## Exercise goal
Copy each line of the entries that contains the word "from".

· · · · ·

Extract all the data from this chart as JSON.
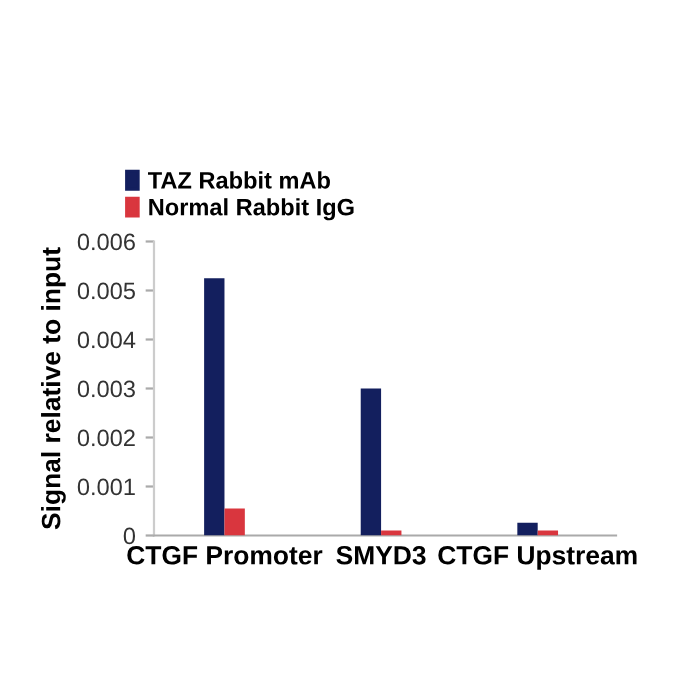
{
  "chart_data": {
    "type": "bar",
    "ylabel": "Signal relative to input",
    "categories": [
      "CTGF Promoter",
      "SMYD3",
      "CTGF Upstream"
    ],
    "series": [
      {
        "name": "TAZ Rabbit mAb",
        "color": "#131f5e",
        "values": [
          0.00525,
          0.003,
          0.00026
        ]
      },
      {
        "name": "Normal Rabbit IgG",
        "color": "#d9363e",
        "values": [
          0.00055,
          0.0001,
          0.0001
        ]
      }
    ],
    "ylim": [
      0,
      0.006
    ],
    "yticks": [
      {
        "value": 0,
        "label": "0"
      },
      0.001,
      0.002,
      0.003,
      0.004,
      0.005,
      0.006
    ],
    "grid": false,
    "legend": "top left"
  }
}
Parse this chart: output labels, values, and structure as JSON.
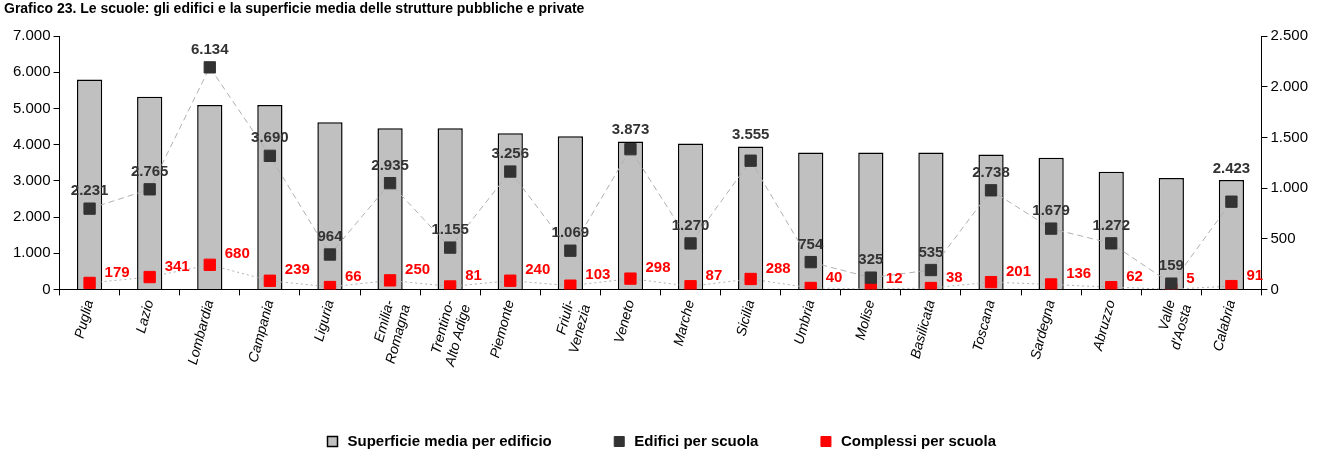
{
  "chart_data": {
    "type": "bar",
    "title": "Grafico 23. Le scuole: gli edifici e la superficie media delle strutture pubbliche e private",
    "categories": [
      "Puglia",
      "Lazio",
      "Lombardia",
      "Campania",
      "Liguria",
      "Emilia-Romagna",
      "Trentino-Alto Adige",
      "Piemonte",
      "Friuli-Venezia",
      "Veneto",
      "Marche",
      "Sicilia",
      "Umbria",
      "Molise",
      "Basilicata",
      "Toscana",
      "Sardegna",
      "Abruzzo",
      "Valle d'Aosta",
      "Calabria"
    ],
    "series": [
      {
        "name": "Superficie media per edificio",
        "axis": "y2",
        "color": "#c0c0c0",
        "values": [
          2070,
          1900,
          1820,
          1820,
          1650,
          1590,
          1590,
          1540,
          1510,
          1460,
          1440,
          1410,
          1350,
          1350,
          1350,
          1330,
          1300,
          1160,
          1100,
          1080
        ]
      },
      {
        "name": "Edifici per scuola",
        "type": "line",
        "color": "#333333",
        "line_style": "dashed",
        "values": [
          2231,
          2765,
          6134,
          3690,
          964,
          2935,
          1155,
          3256,
          1069,
          3873,
          1270,
          3555,
          754,
          325,
          535,
          2738,
          1679,
          1272,
          159,
          2423
        ],
        "value_labels": [
          "2.231",
          "2.765",
          "6.134",
          "3.690",
          "964",
          "2.935",
          "1.155",
          "3.256",
          "1.069",
          "3.873",
          "1.270",
          "3.555",
          "754",
          "325",
          "535",
          "2.738",
          "1.679",
          "1.272",
          "159",
          "2.423"
        ]
      },
      {
        "name": "Complessi per scuola",
        "type": "line",
        "color": "#ff0000",
        "line_style": "dotted",
        "data_labels": true,
        "values": [
          179,
          341,
          680,
          239,
          66,
          250,
          81,
          240,
          103,
          298,
          87,
          288,
          40,
          12,
          38,
          201,
          136,
          62,
          5,
          91
        ]
      }
    ],
    "ylim": [
      0,
      7000
    ],
    "yticks": [
      0,
      {
        "value": 1000,
        "label": "1.000"
      },
      {
        "value": 2000,
        "label": "2.000"
      },
      {
        "value": 3000,
        "label": "3.000"
      },
      {
        "value": 4000,
        "label": "4.000"
      },
      {
        "value": 5000,
        "label": "5.000"
      },
      {
        "value": 6000,
        "label": "6.000"
      },
      {
        "value": 7000,
        "label": "7.000"
      }
    ],
    "y2lim": [
      0,
      2500
    ],
    "y2ticks": [
      0,
      500,
      {
        "value": 1000,
        "label": "1.000"
      },
      {
        "value": 1500,
        "label": "1.500"
      },
      {
        "value": 2000,
        "label": "2.000"
      },
      {
        "value": 2500,
        "label": "2.500"
      }
    ],
    "grid": false,
    "legend": "bottom",
    "marker": "square"
  }
}
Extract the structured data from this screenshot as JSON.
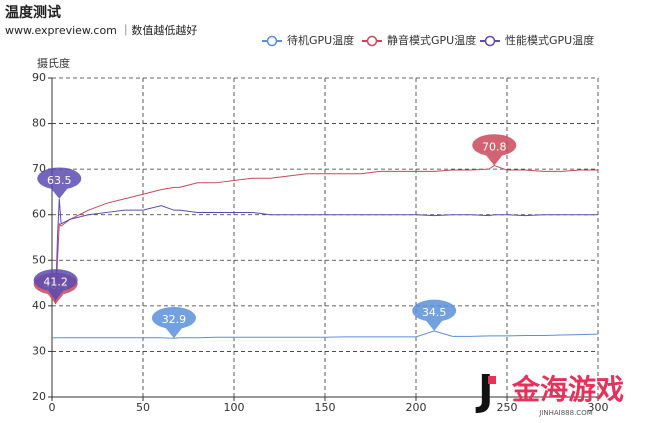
{
  "chart_data": {
    "type": "line",
    "title": "温度测试",
    "subtitle": "www.expreview.com ｜数值越低越好",
    "y_label": "摄氏度",
    "x": [
      0,
      2,
      3,
      4,
      5,
      10,
      20,
      30,
      40,
      50,
      60,
      67,
      70,
      80,
      90,
      100,
      110,
      120,
      130,
      140,
      150,
      160,
      170,
      180,
      190,
      200,
      210,
      220,
      230,
      240,
      243,
      250,
      260,
      270,
      280,
      290,
      300
    ],
    "series": [
      {
        "name": "待机GPU温度",
        "color": "#5b8fd9",
        "values": [
          33.0,
          33.0,
          33.0,
          33.0,
          33.0,
          33.0,
          33.0,
          33.0,
          33.0,
          33.0,
          33.0,
          32.9,
          33.0,
          33.0,
          33.1,
          33.1,
          33.1,
          33.1,
          33.1,
          33.1,
          33.1,
          33.2,
          33.2,
          33.2,
          33.2,
          33.2,
          34.5,
          33.3,
          33.3,
          33.4,
          33.4,
          33.4,
          33.5,
          33.5,
          33.6,
          33.7,
          33.8
        ]
      },
      {
        "name": "静音模式GPU温度",
        "color": "#c9485b",
        "values": [
          45,
          40.4,
          50,
          58,
          57.5,
          59,
          61,
          62.5,
          63.5,
          64.5,
          65.5,
          66,
          66,
          67,
          67,
          67.5,
          68,
          68,
          68.5,
          69,
          69,
          69,
          69,
          69.5,
          69.5,
          69.5,
          69.5,
          69.8,
          69.8,
          70,
          70.8,
          69.8,
          69.8,
          69.5,
          69.5,
          69.8,
          69.8
        ]
      },
      {
        "name": "性能模式GPU温度",
        "color": "#5a4bb0",
        "values": [
          44,
          41.2,
          55,
          63.5,
          58,
          59,
          60,
          60.5,
          61,
          61,
          62,
          61,
          61,
          60.5,
          60.5,
          60.5,
          60.5,
          60,
          60,
          60,
          60,
          60,
          60,
          60,
          60,
          60,
          59.8,
          60,
          60,
          59.8,
          60,
          60,
          59.8,
          60,
          60,
          60,
          60
        ]
      }
    ],
    "xlim": [
      0,
      300
    ],
    "xticks": [
      0,
      50,
      100,
      150,
      200,
      250,
      300
    ],
    "ylim": [
      20,
      90
    ],
    "yticks": [
      20,
      30,
      40,
      50,
      60,
      70,
      80,
      90
    ],
    "grid": true,
    "legend": "top-right"
  },
  "watermark": {
    "text": "金海游戏",
    "url": "JINHAI888.COM"
  }
}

· · · · ·

## Response below
Extract all the data from this chart as JSON.
Extract the structured data from this screenshot as JSON.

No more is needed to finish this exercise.